Simondon observe qu’on part d’un état préindividuel : ni la matière préparée pour remplir le moule ni l’outil susceptible de produire la forme recherchée d’un parallélépipède ne préexistent ; pour mouler une brique il faut bien au préalable avoir construit un moule, et transformé la vase recueillie dans l’étang voisin en une matière argileuse préparée, assez plastique pour que l’ouvrier mouleur puisse la tasser, qu’elle épouse les contours du moule, assez consistante pour supporter ensuite une charge après disparition de la plasticité : il faut « créer une communication entre un ordre interélémentaire macrophysique, plus grand que l’individu, et un ordre intra-élémentaire, microphysique, plus petit que l’individu [5] » ; il parle un peu plus loin de « l’ordre de grandeur du manipulable ».
Le philosophe Simondon reproche à la théorie de la forme de ne pas représenter la dynamique de la prise de forme : opération dont l’existence réelle ne fait aucun doute dans l’esprit de quiconque a vu des briques.

|---|

— À faire —
1. D'après le texte sur Simondon et le moulage des briques, que faut-il avoir construit avant de pouvoir mouler une brique ?
2. Poursuivez le texte sur Simondon et le moulage des briques là où il s'arrête.

Données de disposition spatiale

|---|

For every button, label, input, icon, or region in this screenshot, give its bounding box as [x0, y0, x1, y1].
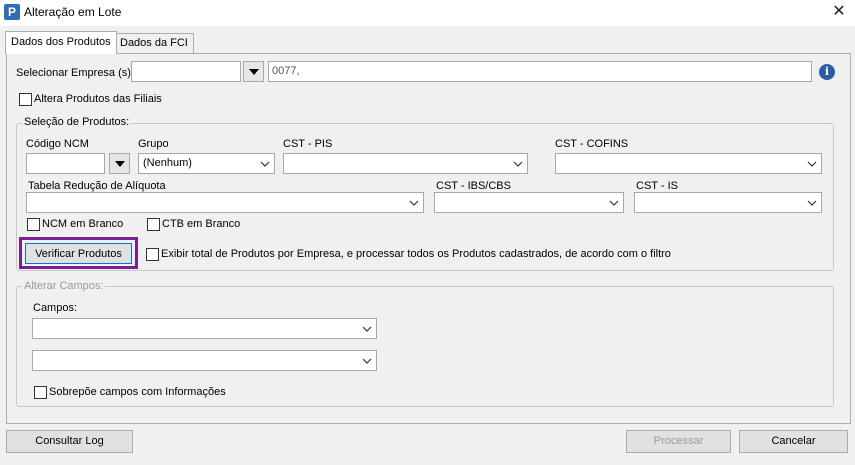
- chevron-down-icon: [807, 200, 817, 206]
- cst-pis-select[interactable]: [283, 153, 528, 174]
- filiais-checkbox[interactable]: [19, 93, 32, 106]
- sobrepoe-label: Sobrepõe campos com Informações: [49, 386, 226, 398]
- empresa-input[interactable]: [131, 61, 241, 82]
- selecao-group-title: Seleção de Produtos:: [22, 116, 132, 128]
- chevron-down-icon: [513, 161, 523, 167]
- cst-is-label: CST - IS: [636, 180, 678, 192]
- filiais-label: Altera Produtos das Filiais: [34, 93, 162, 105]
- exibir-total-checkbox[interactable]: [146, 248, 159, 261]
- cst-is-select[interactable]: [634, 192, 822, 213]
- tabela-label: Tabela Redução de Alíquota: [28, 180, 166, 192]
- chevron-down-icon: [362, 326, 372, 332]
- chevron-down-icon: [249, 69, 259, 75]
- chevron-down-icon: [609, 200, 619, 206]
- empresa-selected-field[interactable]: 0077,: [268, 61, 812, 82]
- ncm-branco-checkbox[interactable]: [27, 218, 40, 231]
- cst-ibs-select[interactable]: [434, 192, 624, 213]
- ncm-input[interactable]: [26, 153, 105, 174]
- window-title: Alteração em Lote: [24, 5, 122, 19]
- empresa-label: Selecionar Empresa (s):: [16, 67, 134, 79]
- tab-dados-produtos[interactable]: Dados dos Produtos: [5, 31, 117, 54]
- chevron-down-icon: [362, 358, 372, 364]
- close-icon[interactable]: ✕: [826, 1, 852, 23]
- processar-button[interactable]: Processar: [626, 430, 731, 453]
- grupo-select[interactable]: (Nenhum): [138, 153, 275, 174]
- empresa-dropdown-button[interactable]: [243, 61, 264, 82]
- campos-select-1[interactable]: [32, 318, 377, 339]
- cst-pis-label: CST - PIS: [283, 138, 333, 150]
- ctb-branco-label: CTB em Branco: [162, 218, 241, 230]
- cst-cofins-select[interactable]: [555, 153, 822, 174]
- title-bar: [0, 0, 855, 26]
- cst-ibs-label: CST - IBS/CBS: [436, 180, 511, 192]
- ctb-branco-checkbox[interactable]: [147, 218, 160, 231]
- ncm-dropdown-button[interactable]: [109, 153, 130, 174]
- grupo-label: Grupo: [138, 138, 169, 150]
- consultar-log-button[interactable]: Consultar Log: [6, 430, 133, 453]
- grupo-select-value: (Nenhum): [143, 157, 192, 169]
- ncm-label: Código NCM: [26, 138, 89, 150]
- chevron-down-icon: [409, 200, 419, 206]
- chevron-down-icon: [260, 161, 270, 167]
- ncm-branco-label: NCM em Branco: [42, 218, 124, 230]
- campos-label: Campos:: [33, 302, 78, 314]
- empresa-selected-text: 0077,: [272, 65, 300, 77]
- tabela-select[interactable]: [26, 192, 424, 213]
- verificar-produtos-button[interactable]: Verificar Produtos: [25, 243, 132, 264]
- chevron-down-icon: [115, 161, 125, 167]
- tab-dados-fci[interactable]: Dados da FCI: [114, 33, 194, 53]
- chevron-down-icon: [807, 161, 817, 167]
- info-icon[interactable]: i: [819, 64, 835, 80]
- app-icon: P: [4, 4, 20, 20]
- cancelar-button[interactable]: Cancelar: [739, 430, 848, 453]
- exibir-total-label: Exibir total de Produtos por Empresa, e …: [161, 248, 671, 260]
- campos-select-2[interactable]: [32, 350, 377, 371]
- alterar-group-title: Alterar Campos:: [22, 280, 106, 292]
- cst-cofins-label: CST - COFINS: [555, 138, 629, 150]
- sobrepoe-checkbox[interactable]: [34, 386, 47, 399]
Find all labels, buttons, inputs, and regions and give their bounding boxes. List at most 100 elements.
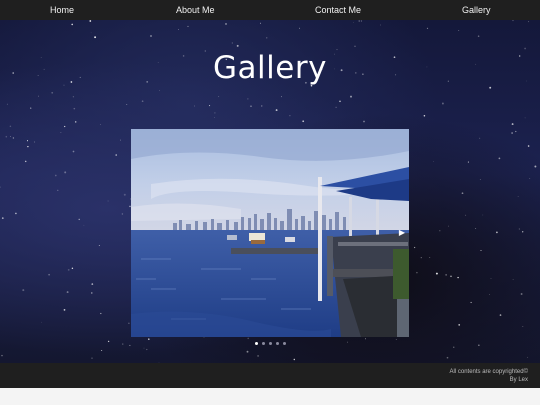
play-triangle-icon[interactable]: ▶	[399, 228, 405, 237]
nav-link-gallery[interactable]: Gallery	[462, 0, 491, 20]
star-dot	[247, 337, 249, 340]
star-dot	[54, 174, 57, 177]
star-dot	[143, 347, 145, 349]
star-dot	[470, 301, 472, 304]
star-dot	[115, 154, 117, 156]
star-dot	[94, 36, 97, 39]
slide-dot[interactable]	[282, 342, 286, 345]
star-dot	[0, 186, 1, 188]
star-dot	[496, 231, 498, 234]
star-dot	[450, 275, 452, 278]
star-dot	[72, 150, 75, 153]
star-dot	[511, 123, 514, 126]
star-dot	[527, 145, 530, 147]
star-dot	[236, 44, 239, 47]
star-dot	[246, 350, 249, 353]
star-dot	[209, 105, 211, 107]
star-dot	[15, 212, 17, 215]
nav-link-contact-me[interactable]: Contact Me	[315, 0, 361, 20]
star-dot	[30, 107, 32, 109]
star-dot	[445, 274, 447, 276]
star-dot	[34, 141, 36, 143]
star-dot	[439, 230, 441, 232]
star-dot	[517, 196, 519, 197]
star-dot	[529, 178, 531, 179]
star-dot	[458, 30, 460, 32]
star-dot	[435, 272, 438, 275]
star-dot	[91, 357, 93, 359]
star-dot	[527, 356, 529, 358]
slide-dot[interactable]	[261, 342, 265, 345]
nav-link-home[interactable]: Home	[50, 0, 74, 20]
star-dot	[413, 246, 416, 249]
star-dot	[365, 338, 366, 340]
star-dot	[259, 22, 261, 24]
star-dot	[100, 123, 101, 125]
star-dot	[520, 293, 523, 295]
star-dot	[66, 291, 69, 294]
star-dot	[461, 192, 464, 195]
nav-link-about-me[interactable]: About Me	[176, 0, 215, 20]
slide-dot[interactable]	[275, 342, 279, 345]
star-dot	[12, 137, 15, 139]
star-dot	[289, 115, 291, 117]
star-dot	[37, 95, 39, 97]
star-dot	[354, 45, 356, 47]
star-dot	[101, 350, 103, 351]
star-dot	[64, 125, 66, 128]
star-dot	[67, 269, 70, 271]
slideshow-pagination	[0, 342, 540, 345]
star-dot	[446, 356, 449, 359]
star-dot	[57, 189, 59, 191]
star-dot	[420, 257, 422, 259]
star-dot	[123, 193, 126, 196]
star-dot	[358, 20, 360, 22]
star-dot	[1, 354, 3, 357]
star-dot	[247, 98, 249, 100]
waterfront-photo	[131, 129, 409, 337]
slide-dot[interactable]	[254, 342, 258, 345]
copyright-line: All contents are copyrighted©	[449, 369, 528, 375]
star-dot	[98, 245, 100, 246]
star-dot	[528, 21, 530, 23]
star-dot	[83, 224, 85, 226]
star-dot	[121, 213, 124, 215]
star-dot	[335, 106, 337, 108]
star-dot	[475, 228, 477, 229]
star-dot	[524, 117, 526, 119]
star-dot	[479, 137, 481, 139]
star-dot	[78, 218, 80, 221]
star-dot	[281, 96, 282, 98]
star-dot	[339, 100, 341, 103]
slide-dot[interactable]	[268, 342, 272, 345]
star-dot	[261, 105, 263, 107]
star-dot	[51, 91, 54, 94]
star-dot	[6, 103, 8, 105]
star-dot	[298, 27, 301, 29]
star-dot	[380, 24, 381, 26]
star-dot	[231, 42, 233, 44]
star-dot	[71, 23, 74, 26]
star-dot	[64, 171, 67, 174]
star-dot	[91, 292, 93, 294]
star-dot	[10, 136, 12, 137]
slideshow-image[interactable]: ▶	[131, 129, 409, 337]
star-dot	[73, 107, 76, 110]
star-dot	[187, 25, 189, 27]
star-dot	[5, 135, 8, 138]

|---|

— Réponses —
1. Il faut avoir construit un moule.

2.
Il prend pour exemple le moulage d’une brique d’argile, dont il décrit dans les moindres détails l’opération technique[6], le cheminement correspondant d’une énergie potentielle au sein de l’argile qui s’actualise dans le système moule-main-argile poussant l’argile contre le moule : «La plasticité de l’argile est sa capacité d’être en état de résonance interne dès qu’elle est soumise à une pression dans une enceinte[7] ». Qui pourrait croire que la brique se fait toute seule? Et pourquoi pas comme l’imaginait Emile Borel, qu’elle pourrait ensuite monter en haut de l’échafaudage où le maçon en a besoin par le seul effet du mouvement brownien, qui intervient bel et bien, à un ordre de grandeur mésophysique ? La prise de forme d’une brique pourrait-elle se limiter à la rencontre d’une argile formable et d’un moule, la matière d’un objet artificiel quelconque prendrait-elle une forme sans une médiation?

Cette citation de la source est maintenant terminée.